_EXCERPTED DATA_:
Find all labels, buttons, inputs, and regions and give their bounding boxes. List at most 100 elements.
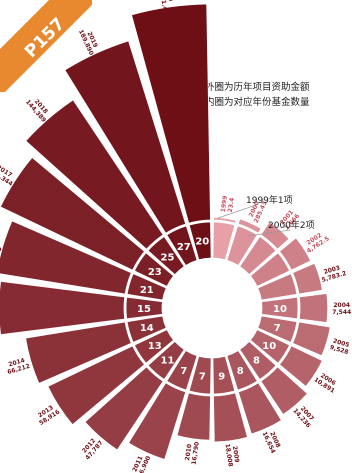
year-label: 2010	[184, 444, 193, 462]
inner-bar-2001	[239, 235, 277, 276]
outer-bar-2004	[298, 293, 329, 323]
annotation-2000: 2000年2项	[268, 219, 315, 231]
annotation-leader-1999	[217, 204, 257, 219]
inner-bar-2006	[249, 329, 291, 364]
year-label: 1999	[220, 195, 229, 213]
inner-count-2007: 8	[253, 355, 260, 366]
inner-count-2011: 7	[180, 366, 187, 377]
inner-count-2019: 27	[177, 242, 191, 253]
inner-bar-2002	[249, 252, 291, 287]
inner-bar-2010	[188, 355, 212, 395]
legend: 外圈为历年项目资助金额 内圈为对应年份基金数量	[205, 80, 310, 110]
inner-count-2009: 9	[218, 371, 225, 382]
annotation-1999: 1999年1项	[246, 194, 293, 206]
amount-label: 100,699	[0, 240, 2, 254]
year-label: 2009	[231, 445, 240, 463]
amount-label: 23.4	[227, 197, 236, 213]
inner-count-2006: 10	[262, 341, 276, 352]
outer-bar-2015	[0, 280, 126, 336]
outer-bar-2002	[278, 237, 312, 271]
amount-label: 7,544	[332, 309, 351, 316]
outer-bar-2008	[237, 382, 282, 435]
inner-bar-2014	[126, 315, 167, 343]
outer-bar-2016	[0, 220, 132, 295]
outer-bar-2010	[176, 392, 211, 441]
inner-bar-2017	[133, 252, 175, 287]
inner-count-2018: 25	[161, 253, 175, 264]
inner-count-2005: 7	[274, 323, 281, 334]
inner-count-2015: 15	[137, 304, 151, 315]
inner-bar-2012	[147, 340, 185, 381]
inner-bar-2009	[212, 355, 236, 395]
inner-bar-1999	[212, 221, 236, 261]
amount-label: 18,008	[224, 443, 234, 467]
inner-bar-2005	[257, 315, 298, 343]
chart-hole	[163, 259, 261, 357]
inner-bar-2020	[188, 221, 212, 261]
inner-bar-2013	[133, 329, 175, 364]
outer-label-2020: 2020230,361.4	[156, 0, 174, 11]
inner-count-2013: 13	[148, 341, 162, 352]
outer-label-2016: 2016100,699	[0, 240, 2, 254]
outer-bar-2009	[213, 392, 248, 443]
inner-bar-2008	[226, 349, 258, 391]
inner-count-2008: 8	[237, 366, 244, 377]
outer-bar-2006	[278, 345, 323, 387]
inner-count-2004: 10	[273, 304, 287, 315]
amount-label: 16,790	[191, 441, 201, 465]
year-label: 2003	[323, 264, 341, 275]
year-label: 2004	[333, 302, 350, 309]
inner-bar-2018	[147, 235, 185, 276]
inner-count-2016: 21	[140, 285, 154, 296]
annotation-leader-2000	[247, 229, 291, 237]
inner-count-2017: 23	[148, 267, 162, 278]
outer-bar-2011	[127, 382, 187, 461]
outer-bar-2019	[64, 40, 187, 234]
outer-bar-2005	[292, 321, 331, 357]
outer-bar-2017	[0, 156, 146, 271]
outer-bar-2007	[260, 366, 308, 416]
outer-bar-2014	[25, 321, 132, 384]
inner-count-2014: 14	[140, 323, 154, 334]
year-label: 2014	[8, 357, 26, 368]
inner-bar-2007	[239, 340, 277, 381]
year-label: 2020	[165, 0, 174, 2]
outer-bar-2020	[131, 3, 211, 224]
inner-bar-2004	[261, 296, 299, 320]
outer-bar-2013	[47, 345, 146, 426]
inner-count-2012: 11	[161, 355, 175, 366]
inner-bar-2003	[257, 273, 298, 301]
inner-count-2010: 7	[199, 371, 206, 382]
legend-inner-label: 内圈为对应年份基金数量	[205, 97, 310, 108]
inner-bar-2019	[166, 225, 198, 267]
outer-bar-2000	[237, 218, 262, 234]
outer-bar-2018	[25, 99, 164, 250]
amount-label: 230,361.4	[156, 0, 168, 11]
outer-bar-1999	[213, 216, 237, 224]
outer-bar-2003	[292, 262, 323, 295]
outer-bar-2001	[260, 221, 290, 250]
inner-count-2020: 20	[195, 237, 209, 248]
year-label: 2005	[332, 338, 350, 349]
outer-bar-2012	[84, 366, 164, 451]
inner-bar-2015	[125, 296, 163, 320]
inner-bar-2016	[126, 273, 167, 301]
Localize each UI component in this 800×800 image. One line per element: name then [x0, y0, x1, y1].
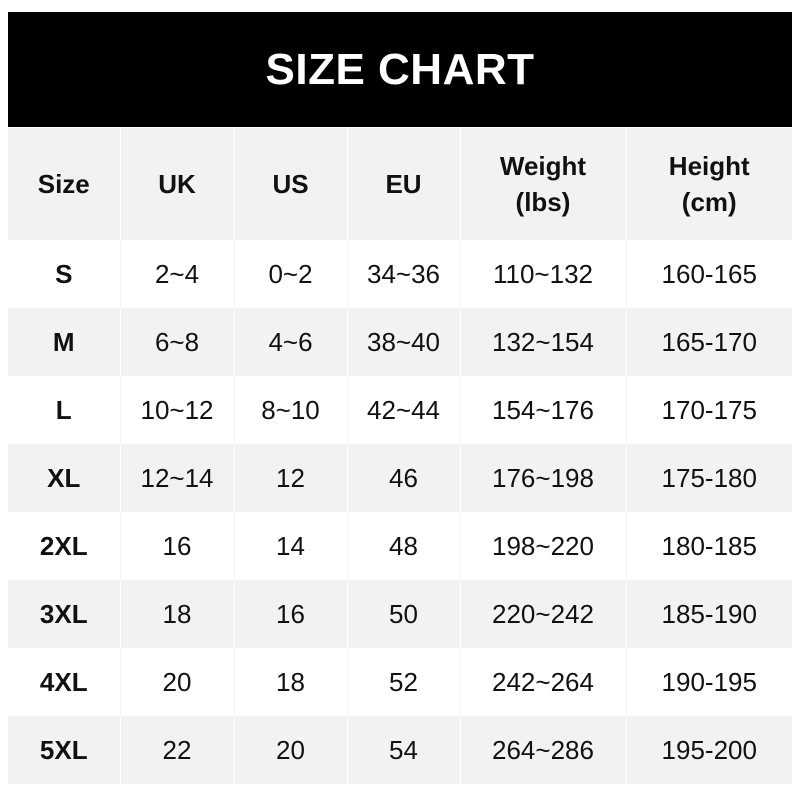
table-cell: 20: [233, 716, 347, 784]
table-cell: 195-200: [625, 716, 792, 784]
table-cell: 52: [346, 648, 460, 716]
table-row: 4XL 20 18 52 242~264 190-195: [8, 648, 792, 716]
table-cell: 10~12: [119, 376, 234, 444]
table-cell: 46: [346, 444, 460, 512]
column-header: Weight (lbs): [459, 128, 626, 240]
size-chart-table: Size UK US EU Weight (lbs) Height (cm) S 2~4 0~2 3…: [8, 128, 792, 784]
column-header: Size: [8, 128, 120, 240]
table-cell: 20: [119, 648, 234, 716]
table-cell: 110~132: [459, 240, 626, 308]
column-header-label: Weight: [499, 151, 587, 181]
table-cell: 175-180: [625, 444, 792, 512]
table-cell: 132~154: [459, 308, 626, 376]
table-cell: 12: [233, 444, 347, 512]
table-cell: 180-185: [625, 512, 792, 580]
size-cell: 4XL: [39, 666, 88, 697]
table-cell: 16: [119, 512, 234, 580]
page-title: SIZE CHART: [265, 44, 535, 94]
column-header-unit: (cm): [681, 187, 737, 217]
column-header-label: Height: [668, 151, 750, 181]
table-row: M 6~8 4~6 38~40 132~154 165-170: [8, 308, 792, 376]
size-cell: 2XL: [39, 530, 88, 561]
size-cell: L: [55, 394, 72, 425]
table-cell: 50: [346, 580, 460, 648]
table-cell: 6~8: [119, 308, 234, 376]
table-cell: 190-195: [625, 648, 792, 716]
table-cell: 12~14: [119, 444, 234, 512]
table-cell: 54: [346, 716, 460, 784]
table-cell: 42~44: [346, 376, 460, 444]
table-cell: 165-170: [625, 308, 792, 376]
column-header: EU: [346, 128, 460, 240]
column-header-unit: (lbs): [515, 187, 571, 217]
table-row: 5XL 22 20 54 264~286 195-200: [8, 716, 792, 784]
table-row: 2XL 16 14 48 198~220 180-185: [8, 512, 792, 580]
table-row: L 10~12 8~10 42~44 154~176 170-175: [8, 376, 792, 444]
column-header: Height (cm): [625, 128, 792, 240]
column-header-label: UK: [158, 169, 196, 199]
header-row: Size UK US EU Weight (lbs) Height (cm): [8, 128, 792, 240]
table-cell: 160-165: [625, 240, 792, 308]
table-cell: 4~6: [233, 308, 347, 376]
table-cell: 176~198: [459, 444, 626, 512]
column-header: UK: [119, 128, 234, 240]
size-cell: 5XL: [39, 734, 88, 765]
table-row: XL 12~14 12 46 176~198 175-180: [8, 444, 792, 512]
table-cell: 14: [233, 512, 347, 580]
table-cell: 154~176: [459, 376, 626, 444]
table-cell: 34~36: [346, 240, 460, 308]
table-cell: 2~4: [119, 240, 234, 308]
table-cell: 38~40: [346, 308, 460, 376]
table-cell: 170-175: [625, 376, 792, 444]
table-cell: 185-190: [625, 580, 792, 648]
table-cell: 18: [119, 580, 234, 648]
table-cell: 48: [346, 512, 460, 580]
size-cell: 3XL: [39, 598, 88, 629]
table-cell: 220~242: [459, 580, 626, 648]
title-banner: SIZE CHART: [8, 12, 792, 127]
size-cell: M: [52, 326, 75, 357]
table-cell: 22: [119, 716, 234, 784]
table-cell: 18: [233, 648, 347, 716]
table-cell: 264~286: [459, 716, 626, 784]
size-cell: S: [55, 258, 73, 289]
column-header-label: US: [272, 169, 309, 199]
table-cell: 16: [233, 580, 347, 648]
table-cell: 0~2: [233, 240, 347, 308]
table-row: S 2~4 0~2 34~36 110~132 160-165: [8, 240, 792, 308]
table-cell: 198~220: [459, 512, 626, 580]
table-cell: 8~10: [233, 376, 347, 444]
column-header: US: [233, 128, 347, 240]
column-header-label: EU: [385, 169, 422, 199]
table-row: 3XL 18 16 50 220~242 185-190: [8, 580, 792, 648]
size-cell: XL: [47, 462, 81, 493]
table-cell: 242~264: [459, 648, 626, 716]
column-header-label: Size: [37, 169, 90, 199]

_WRITTEN EXERCISE_: Repeat the part of the records that opens with the line containing "table-cell: 20: [233, 716, 347, 784]" and closes with the line containing "column-header: Weight (lbs): [459, 128, 626, 240]", swapping "Weight (lbs)" for "Weight (pounds)" and keeping everything else unchanged.

_EXERCISE OUTPUT_:
table-cell: 20: [233, 716, 347, 784]
table-cell: 195-200: [625, 716, 792, 784]
table-cell: 52: [346, 648, 460, 716]
table-row: 4XL 20 18 52 242~264 190-195: [8, 648, 792, 716]
table-cell: 10~12: [119, 376, 234, 444]
table-cell: 46: [346, 444, 460, 512]
column-header: Weight (pounds): [459, 128, 626, 240]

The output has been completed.